# PROBLEM TO SOLVE
Look through the material below. Copy every line with the string "José" in it.

╔══

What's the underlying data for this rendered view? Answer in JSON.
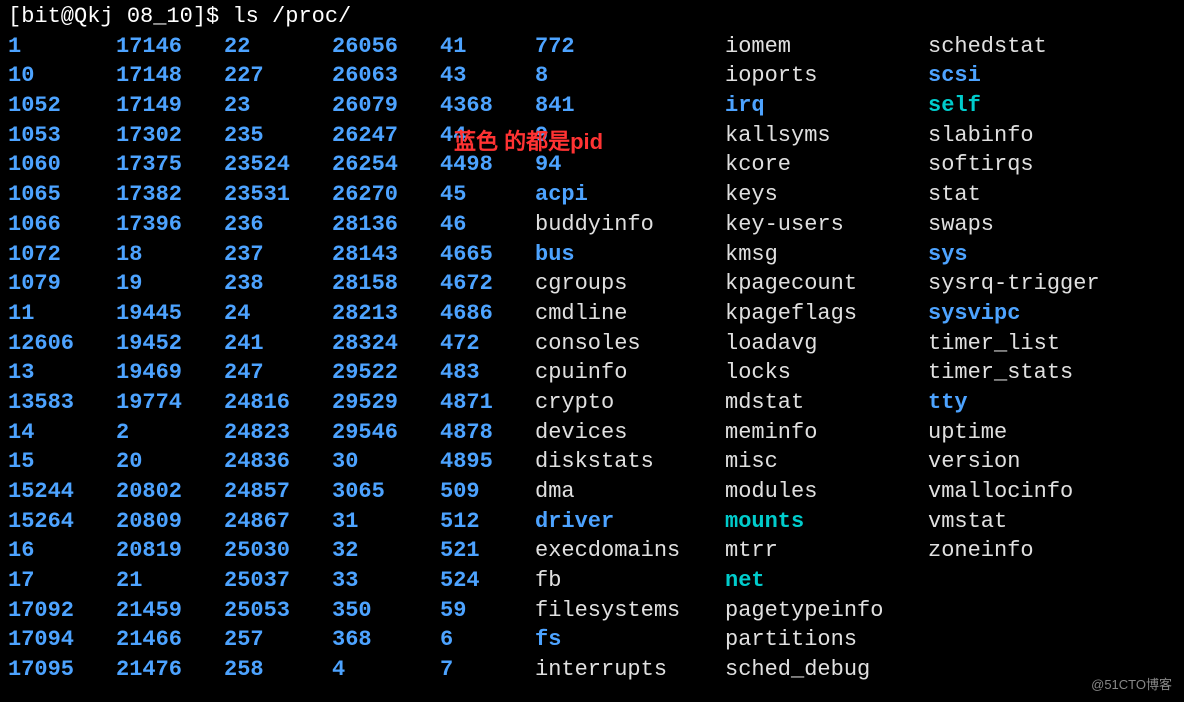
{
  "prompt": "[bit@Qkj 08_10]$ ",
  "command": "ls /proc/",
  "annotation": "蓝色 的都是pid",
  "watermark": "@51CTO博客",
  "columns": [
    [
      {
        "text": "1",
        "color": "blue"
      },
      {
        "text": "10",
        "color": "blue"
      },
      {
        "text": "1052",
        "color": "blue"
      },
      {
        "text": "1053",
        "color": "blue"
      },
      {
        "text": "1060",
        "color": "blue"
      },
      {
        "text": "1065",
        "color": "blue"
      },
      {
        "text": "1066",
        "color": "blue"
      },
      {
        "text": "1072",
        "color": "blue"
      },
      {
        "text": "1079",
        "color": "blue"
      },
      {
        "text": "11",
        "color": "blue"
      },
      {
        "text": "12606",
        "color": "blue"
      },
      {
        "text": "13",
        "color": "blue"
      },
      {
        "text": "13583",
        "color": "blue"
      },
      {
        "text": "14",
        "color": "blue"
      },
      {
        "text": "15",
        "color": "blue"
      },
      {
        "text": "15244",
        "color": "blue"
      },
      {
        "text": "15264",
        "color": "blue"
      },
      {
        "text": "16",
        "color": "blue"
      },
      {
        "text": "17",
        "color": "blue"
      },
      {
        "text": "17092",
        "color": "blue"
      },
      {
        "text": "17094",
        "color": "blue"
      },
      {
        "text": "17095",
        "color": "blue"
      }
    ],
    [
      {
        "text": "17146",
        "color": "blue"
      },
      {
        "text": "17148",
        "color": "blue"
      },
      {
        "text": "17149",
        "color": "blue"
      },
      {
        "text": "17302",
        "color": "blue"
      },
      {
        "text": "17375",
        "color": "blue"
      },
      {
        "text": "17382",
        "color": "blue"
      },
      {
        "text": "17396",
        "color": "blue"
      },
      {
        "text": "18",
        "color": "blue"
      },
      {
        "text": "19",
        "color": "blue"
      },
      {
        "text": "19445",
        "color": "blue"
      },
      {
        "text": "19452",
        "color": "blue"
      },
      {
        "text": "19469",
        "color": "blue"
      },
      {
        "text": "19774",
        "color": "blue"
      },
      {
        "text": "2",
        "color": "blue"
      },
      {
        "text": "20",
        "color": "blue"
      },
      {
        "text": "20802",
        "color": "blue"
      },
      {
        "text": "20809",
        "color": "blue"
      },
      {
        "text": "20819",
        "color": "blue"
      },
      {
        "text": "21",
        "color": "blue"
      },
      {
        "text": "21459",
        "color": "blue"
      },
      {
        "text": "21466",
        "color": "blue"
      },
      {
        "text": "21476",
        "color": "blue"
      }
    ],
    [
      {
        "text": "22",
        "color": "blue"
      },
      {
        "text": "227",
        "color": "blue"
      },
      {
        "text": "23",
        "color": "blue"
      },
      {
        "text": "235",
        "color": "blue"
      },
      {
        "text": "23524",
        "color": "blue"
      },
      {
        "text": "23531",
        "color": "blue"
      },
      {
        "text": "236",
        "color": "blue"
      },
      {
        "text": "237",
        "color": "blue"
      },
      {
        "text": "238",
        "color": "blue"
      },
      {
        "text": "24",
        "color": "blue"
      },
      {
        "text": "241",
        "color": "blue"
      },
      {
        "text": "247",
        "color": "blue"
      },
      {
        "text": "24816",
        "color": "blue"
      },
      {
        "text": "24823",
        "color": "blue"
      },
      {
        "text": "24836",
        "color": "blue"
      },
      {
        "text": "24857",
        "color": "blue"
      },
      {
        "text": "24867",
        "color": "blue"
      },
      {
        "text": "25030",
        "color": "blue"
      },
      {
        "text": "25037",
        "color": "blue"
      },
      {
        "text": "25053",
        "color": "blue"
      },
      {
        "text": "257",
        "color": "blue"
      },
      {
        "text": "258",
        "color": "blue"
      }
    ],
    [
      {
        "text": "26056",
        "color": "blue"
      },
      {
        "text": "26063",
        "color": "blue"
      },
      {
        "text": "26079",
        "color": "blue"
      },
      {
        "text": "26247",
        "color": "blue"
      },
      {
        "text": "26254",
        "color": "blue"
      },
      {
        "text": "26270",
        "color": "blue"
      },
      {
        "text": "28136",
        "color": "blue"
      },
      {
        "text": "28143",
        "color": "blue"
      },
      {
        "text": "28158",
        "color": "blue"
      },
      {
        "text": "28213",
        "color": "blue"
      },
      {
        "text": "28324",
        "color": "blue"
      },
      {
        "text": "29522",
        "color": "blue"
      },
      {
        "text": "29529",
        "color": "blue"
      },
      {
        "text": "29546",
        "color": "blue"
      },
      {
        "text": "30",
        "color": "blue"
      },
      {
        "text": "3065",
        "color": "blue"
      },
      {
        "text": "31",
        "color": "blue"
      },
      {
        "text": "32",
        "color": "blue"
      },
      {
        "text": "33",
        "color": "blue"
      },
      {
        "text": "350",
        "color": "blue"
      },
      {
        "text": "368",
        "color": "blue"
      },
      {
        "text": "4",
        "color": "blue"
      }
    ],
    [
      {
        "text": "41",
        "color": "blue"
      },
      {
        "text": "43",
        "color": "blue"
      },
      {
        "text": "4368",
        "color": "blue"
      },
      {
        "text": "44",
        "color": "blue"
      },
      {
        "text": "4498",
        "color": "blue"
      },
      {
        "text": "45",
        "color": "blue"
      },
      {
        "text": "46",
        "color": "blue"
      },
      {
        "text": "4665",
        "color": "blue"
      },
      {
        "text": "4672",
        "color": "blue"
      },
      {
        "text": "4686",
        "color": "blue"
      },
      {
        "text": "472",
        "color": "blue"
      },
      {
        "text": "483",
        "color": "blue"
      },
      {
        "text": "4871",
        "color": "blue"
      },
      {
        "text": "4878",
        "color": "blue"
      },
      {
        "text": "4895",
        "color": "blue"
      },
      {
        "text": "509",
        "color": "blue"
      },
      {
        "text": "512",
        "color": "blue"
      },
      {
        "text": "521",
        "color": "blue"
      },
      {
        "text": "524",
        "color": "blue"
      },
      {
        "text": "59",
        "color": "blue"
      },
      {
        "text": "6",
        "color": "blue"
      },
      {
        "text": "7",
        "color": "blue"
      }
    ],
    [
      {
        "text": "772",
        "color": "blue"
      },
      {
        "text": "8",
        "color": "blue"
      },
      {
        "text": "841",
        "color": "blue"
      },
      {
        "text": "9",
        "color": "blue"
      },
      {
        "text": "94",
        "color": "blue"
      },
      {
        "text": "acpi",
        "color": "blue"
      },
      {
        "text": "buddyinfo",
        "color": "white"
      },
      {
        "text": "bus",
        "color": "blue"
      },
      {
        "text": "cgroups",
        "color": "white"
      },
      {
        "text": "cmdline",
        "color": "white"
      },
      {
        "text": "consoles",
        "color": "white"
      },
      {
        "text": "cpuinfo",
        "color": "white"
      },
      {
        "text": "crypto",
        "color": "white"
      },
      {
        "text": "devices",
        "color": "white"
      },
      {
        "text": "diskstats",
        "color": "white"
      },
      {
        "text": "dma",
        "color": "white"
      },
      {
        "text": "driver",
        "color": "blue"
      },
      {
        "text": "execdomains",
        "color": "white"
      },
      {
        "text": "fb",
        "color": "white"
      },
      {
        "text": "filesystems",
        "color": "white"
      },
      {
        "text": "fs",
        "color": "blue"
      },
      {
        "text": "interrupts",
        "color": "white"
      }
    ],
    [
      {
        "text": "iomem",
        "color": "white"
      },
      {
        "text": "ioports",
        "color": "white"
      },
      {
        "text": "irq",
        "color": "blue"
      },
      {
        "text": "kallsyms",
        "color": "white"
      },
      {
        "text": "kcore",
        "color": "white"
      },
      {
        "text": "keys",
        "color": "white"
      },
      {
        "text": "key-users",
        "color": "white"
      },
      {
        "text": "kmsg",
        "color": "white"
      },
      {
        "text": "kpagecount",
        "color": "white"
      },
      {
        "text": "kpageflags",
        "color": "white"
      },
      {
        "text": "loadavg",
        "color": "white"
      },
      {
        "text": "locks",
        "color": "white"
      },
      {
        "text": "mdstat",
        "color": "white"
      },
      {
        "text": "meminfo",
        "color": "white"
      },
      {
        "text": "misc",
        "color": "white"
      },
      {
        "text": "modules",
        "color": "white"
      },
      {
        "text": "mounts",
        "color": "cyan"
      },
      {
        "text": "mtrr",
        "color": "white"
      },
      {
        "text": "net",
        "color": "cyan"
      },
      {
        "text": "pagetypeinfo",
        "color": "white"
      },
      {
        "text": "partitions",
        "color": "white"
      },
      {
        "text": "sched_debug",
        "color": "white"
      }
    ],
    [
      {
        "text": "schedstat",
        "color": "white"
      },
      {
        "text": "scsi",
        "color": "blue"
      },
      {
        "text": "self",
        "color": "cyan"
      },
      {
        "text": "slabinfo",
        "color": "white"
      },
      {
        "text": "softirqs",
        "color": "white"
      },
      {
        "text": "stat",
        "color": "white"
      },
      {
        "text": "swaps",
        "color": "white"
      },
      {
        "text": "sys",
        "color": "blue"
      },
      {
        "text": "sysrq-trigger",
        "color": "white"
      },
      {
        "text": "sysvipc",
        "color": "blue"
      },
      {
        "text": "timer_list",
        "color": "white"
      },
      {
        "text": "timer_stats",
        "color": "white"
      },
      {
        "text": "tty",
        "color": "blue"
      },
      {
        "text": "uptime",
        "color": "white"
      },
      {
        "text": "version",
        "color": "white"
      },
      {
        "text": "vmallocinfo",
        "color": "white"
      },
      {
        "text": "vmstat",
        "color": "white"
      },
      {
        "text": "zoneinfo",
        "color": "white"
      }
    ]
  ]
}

╚══
╔══

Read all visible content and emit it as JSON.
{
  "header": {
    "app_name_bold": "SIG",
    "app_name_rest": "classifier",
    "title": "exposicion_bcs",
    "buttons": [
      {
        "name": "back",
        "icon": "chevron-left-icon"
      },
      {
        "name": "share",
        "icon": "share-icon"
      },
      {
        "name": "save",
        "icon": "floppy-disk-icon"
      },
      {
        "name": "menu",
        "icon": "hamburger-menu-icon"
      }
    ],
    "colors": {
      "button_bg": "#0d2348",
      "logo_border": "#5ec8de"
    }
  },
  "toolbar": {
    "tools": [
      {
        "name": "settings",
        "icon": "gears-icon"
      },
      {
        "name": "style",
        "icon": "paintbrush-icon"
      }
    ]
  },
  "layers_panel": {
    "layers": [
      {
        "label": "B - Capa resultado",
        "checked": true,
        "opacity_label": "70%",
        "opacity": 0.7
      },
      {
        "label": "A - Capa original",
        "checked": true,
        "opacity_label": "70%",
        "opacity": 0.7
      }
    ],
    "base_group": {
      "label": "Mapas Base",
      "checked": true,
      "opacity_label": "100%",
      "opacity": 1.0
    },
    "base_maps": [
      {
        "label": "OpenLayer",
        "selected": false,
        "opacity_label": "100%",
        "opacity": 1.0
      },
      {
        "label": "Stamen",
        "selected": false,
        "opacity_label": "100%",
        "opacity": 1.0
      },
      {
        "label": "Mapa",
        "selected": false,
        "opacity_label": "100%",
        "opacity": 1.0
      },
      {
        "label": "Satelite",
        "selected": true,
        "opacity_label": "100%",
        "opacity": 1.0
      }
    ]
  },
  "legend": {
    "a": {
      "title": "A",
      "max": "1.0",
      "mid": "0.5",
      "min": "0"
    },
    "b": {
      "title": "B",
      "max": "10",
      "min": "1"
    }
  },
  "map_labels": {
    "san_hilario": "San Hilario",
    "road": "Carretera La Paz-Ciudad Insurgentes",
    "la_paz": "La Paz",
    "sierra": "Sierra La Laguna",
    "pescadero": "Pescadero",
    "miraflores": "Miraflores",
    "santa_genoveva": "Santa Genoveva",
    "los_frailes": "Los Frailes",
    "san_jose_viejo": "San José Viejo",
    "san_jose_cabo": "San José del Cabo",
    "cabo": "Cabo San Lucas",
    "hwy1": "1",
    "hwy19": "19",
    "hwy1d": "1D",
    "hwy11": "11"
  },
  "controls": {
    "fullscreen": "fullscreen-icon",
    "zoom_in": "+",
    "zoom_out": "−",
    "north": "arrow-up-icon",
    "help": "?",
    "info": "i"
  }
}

╚══
╔══

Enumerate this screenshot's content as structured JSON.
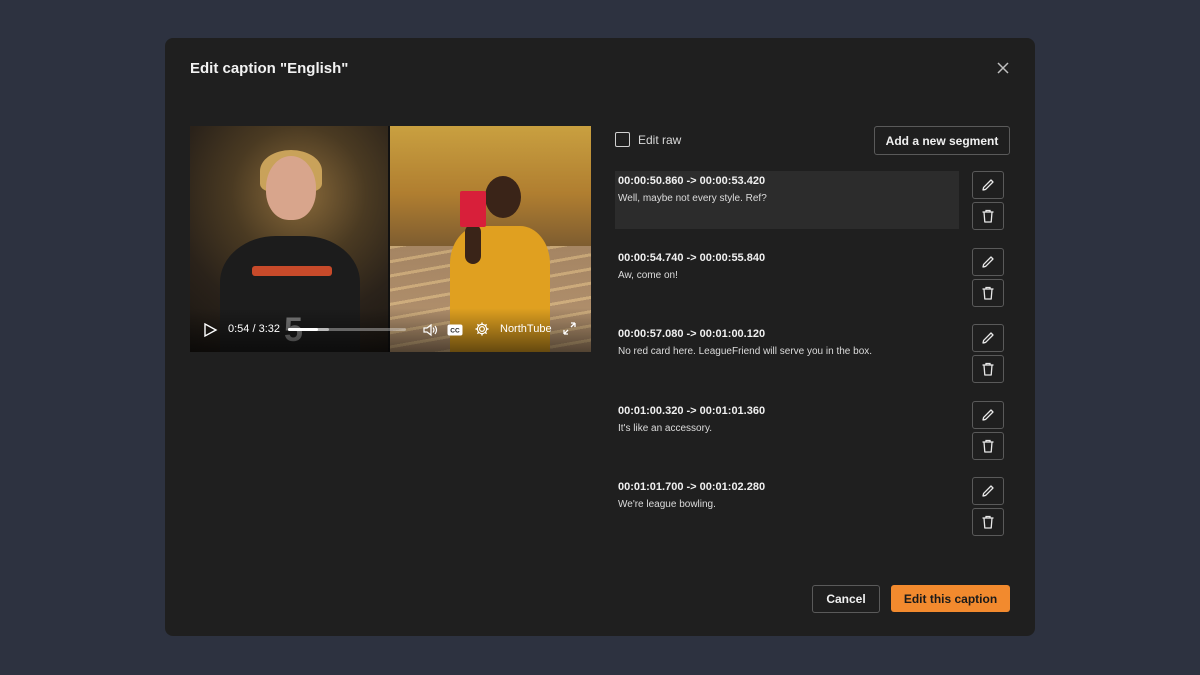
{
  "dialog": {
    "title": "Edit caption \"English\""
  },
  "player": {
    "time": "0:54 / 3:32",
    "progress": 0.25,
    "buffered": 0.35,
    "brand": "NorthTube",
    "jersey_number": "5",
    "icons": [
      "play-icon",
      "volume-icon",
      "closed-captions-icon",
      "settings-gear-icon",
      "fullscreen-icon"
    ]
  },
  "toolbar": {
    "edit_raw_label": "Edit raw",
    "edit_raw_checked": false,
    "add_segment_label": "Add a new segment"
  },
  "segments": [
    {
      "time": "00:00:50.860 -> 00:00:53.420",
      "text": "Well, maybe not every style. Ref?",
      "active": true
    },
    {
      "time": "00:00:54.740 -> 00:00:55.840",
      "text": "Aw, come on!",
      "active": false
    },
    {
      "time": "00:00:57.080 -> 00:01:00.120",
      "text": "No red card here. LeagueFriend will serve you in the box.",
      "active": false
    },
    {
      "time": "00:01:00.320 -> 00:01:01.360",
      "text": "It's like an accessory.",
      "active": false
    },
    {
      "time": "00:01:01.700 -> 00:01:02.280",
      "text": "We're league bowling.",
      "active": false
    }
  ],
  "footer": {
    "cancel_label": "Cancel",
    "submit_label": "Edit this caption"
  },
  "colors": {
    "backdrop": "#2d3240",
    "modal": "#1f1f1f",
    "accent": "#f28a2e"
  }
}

╚══

# SOLUTION TO THIS PROBLEM
    "san_jose_viejo": "San José Viejo",
    "san_jose_cabo": "San José del Cabo",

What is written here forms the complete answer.